Start
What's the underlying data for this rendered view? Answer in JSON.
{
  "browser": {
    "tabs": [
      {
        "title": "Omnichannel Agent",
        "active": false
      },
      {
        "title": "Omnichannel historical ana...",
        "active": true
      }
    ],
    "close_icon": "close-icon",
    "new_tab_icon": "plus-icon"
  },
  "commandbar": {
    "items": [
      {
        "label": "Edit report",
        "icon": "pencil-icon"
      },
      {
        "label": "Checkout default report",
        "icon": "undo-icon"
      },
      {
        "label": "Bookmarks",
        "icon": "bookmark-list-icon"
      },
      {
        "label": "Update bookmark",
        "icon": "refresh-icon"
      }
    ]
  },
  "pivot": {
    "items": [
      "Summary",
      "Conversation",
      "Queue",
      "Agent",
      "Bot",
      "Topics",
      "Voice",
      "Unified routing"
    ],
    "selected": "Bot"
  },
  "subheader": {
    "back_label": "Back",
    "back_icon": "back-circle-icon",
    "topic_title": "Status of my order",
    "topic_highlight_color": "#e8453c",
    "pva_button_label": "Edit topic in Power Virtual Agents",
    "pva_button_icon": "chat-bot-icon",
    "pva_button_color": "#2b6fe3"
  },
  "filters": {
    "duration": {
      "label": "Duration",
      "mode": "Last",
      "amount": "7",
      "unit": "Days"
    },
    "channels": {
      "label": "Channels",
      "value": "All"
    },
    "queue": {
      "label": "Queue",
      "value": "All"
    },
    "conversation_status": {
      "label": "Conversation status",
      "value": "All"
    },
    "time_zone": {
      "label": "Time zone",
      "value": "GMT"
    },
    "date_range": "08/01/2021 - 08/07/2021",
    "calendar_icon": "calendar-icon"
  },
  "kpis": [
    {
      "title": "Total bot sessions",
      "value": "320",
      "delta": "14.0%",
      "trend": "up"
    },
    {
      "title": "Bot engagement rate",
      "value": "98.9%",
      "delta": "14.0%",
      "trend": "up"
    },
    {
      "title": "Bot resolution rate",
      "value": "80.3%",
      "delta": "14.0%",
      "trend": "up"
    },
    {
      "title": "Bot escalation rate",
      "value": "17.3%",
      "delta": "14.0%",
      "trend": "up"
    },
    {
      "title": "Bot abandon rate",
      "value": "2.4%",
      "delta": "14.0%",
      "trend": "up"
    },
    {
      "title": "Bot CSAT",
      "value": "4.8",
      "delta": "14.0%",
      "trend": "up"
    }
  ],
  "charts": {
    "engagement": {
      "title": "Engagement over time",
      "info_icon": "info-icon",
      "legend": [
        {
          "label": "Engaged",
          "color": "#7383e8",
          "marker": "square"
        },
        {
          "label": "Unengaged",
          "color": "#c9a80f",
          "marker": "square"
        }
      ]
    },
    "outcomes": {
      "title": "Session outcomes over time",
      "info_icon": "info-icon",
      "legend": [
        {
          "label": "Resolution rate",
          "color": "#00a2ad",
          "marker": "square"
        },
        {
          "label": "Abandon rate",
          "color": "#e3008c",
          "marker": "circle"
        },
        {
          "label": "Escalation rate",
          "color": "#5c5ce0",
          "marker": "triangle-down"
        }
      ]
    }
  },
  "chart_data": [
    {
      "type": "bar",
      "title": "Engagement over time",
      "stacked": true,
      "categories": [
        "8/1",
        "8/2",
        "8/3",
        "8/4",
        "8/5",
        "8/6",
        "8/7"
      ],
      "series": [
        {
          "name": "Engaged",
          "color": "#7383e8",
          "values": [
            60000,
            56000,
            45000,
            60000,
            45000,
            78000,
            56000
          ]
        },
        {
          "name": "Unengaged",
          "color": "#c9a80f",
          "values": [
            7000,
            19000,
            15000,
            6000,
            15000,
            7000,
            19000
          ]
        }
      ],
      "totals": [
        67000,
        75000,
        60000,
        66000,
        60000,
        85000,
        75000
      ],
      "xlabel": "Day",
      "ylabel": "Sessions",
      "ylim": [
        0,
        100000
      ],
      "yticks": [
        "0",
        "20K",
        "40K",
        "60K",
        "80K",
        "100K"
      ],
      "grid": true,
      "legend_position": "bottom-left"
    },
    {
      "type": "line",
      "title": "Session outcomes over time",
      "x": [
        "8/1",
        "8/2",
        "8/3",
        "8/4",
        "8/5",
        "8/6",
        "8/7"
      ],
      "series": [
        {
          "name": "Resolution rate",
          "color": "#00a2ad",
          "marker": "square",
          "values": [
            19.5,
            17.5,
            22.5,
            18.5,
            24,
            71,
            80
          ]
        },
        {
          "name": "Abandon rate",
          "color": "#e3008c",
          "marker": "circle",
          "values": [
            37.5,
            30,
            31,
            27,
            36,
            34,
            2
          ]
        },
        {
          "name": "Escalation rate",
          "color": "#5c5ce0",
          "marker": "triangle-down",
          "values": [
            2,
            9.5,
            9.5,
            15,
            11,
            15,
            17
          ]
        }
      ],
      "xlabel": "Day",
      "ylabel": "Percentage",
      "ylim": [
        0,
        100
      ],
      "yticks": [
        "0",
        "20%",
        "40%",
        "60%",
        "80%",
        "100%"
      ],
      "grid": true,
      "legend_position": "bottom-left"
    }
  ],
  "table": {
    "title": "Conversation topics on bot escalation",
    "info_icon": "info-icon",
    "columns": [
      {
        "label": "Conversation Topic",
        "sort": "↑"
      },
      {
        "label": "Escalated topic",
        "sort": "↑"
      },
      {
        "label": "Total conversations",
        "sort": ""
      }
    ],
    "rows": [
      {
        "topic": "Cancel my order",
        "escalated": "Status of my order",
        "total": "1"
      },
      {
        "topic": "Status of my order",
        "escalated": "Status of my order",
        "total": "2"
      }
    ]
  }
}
End
TASK INSTRUCTIONS. Reproduce every record, matching each line exactly.

FULL ANSWER.
What's the underlying data for this rendered view? Answer in JSON.
{
  "browser": {
    "tabs": [
      {
        "title": "Omnichannel Agent",
        "active": false
      },
      {
        "title": "Omnichannel historical ana...",
        "active": true
      }
    ],
    "close_icon": "close-icon",
    "new_tab_icon": "plus-icon"
  },
  "commandbar": {
    "items": [
      {
        "label": "Edit report",
        "icon": "pencil-icon"
      },
      {
        "label": "Checkout default report",
        "icon": "undo-icon"
      },
      {
        "label": "Bookmarks",
        "icon": "bookmark-list-icon"
      },
      {
        "label": "Update bookmark",
        "icon": "refresh-icon"
      }
    ]
  },
  "pivot": {
    "items": [
      "Summary",
      "Conversation",
      "Queue",
      "Agent",
      "Bot",
      "Topics",
      "Voice",
      "Unified routing"
    ],
    "selected": "Bot"
  },
  "subheader": {
    "back_label": "Back",
    "back_icon": "back-circle-icon",
    "topic_title": "Status of my order",
    "topic_highlight_color": "#e8453c",
    "pva_button_label": "Edit topic in Power Virtual Agents",
    "pva_button_icon": "chat-bot-icon",
    "pva_button_color": "#2b6fe3"
  },
  "filters": {
    "duration": {
      "label": "Duration",
      "mode": "Last",
      "amount": "7",
      "unit": "Days"
    },
    "channels": {
      "label": "Channels",
      "value": "All"
    },
    "queue": {
      "label": "Queue",
      "value": "All"
    },
    "conversation_status": {
      "label": "Conversation status",
      "value": "All"
    },
    "time_zone": {
      "label": "Time zone",
      "value": "GMT"
    },
    "date_range": "08/01/2021 - 08/07/2021",
    "calendar_icon": "calendar-icon"
  },
  "kpis": [
    {
      "title": "Total bot sessions",
      "value": "320",
      "delta": "14.0%",
      "trend": "up"
    },
    {
      "title": "Bot engagement rate",
      "value": "98.9%",
      "delta": "14.0%",
      "trend": "up"
    },
    {
      "title": "Bot resolution rate",
      "value": "80.3%",
      "delta": "14.0%",
      "trend": "up"
    },
    {
      "title": "Bot escalation rate",
      "value": "17.3%",
      "delta": "14.0%",
      "trend": "up"
    },
    {
      "title": "Bot abandon rate",
      "value": "2.4%",
      "delta": "14.0%",
      "trend": "up"
    },
    {
      "title": "Bot CSAT",
      "value": "4.8",
      "delta": "14.0%",
      "trend": "up"
    }
  ],
  "charts": {
    "engagement": {
      "title": "Engagement over time",
      "info_icon": "info-icon",
      "legend": [
        {
          "label": "Engaged",
          "color": "#7383e8",
          "marker": "square"
        },
        {
          "label": "Unengaged",
          "color": "#c9a80f",
          "marker": "square"
        }
      ]
    },
    "outcomes": {
      "title": "Session outcomes over time",
      "info_icon": "info-icon",
      "legend": [
        {
          "label": "Resolution rate",
          "color": "#00a2ad",
          "marker": "square"
        },
        {
          "label": "Abandon rate",
          "color": "#e3008c",
          "marker": "circle"
        },
        {
          "label": "Escalation rate",
          "color": "#5c5ce0",
          "marker": "triangle-down"
        }
      ]
    }
  },
  "chart_data": [
    {
      "type": "bar",
      "title": "Engagement over time",
      "stacked": true,
      "categories": [
        "8/1",
        "8/2",
        "8/3",
        "8/4",
        "8/5",
        "8/6",
        "8/7"
      ],
      "series": [
        {
          "name": "Engaged",
          "color": "#7383e8",
          "values": [
            60000,
            56000,
            45000,
            60000,
            45000,
            78000,
            56000
          ]
        },
        {
          "name": "Unengaged",
          "color": "#c9a80f",
          "values": [
            7000,
            19000,
            15000,
            6000,
            15000,
            7000,
            19000
          ]
        }
      ],
      "totals": [
        67000,
        75000,
        60000,
        66000,
        60000,
        85000,
        75000
      ],
      "xlabel": "Day",
      "ylabel": "Sessions",
      "ylim": [
        0,
        100000
      ],
      "yticks": [
        "0",
        "20K",
        "40K",
        "60K",
        "80K",
        "100K"
      ],
      "grid": true,
      "legend_position": "bottom-left"
    },
    {
      "type": "line",
      "title": "Session outcomes over time",
      "x": [
        "8/1",
        "8/2",
        "8/3",
        "8/4",
        "8/5",
        "8/6",
        "8/7"
      ],
      "series": [
        {
          "name": "Resolution rate",
          "color": "#00a2ad",
          "marker": "square",
          "values": [
            19.5,
            17.5,
            22.5,
            18.5,
            24,
            71,
            80
          ]
        },
        {
          "name": "Abandon rate",
          "color": "#e3008c",
          "marker": "circle",
          "values": [
            37.5,
            30,
            31,
            27,
            36,
            34,
            2
          ]
        },
        {
          "name": "Escalation rate",
          "color": "#5c5ce0",
          "marker": "triangle-down",
          "values": [
            2,
            9.5,
            9.5,
            15,
            11,
            15,
            17
          ]
        }
      ],
      "xlabel": "Day",
      "ylabel": "Percentage",
      "ylim": [
        0,
        100
      ],
      "yticks": [
        "0",
        "20%",
        "40%",
        "60%",
        "80%",
        "100%"
      ],
      "grid": true,
      "legend_position": "bottom-left"
    }
  ],
  "table": {
    "title": "Conversation topics on bot escalation",
    "info_icon": "info-icon",
    "columns": [
      {
        "label": "Conversation Topic",
        "sort": "↑"
      },
      {
        "label": "Escalated topic",
        "sort": "↑"
      },
      {
        "label": "Total conversations",
        "sort": ""
      }
    ],
    "rows": [
      {
        "topic": "Cancel my order",
        "escalated": "Status of my order",
        "total": "1"
      },
      {
        "topic": "Status of my order",
        "escalated": "Status of my order",
        "total": "2"
      }
    ]
  }
}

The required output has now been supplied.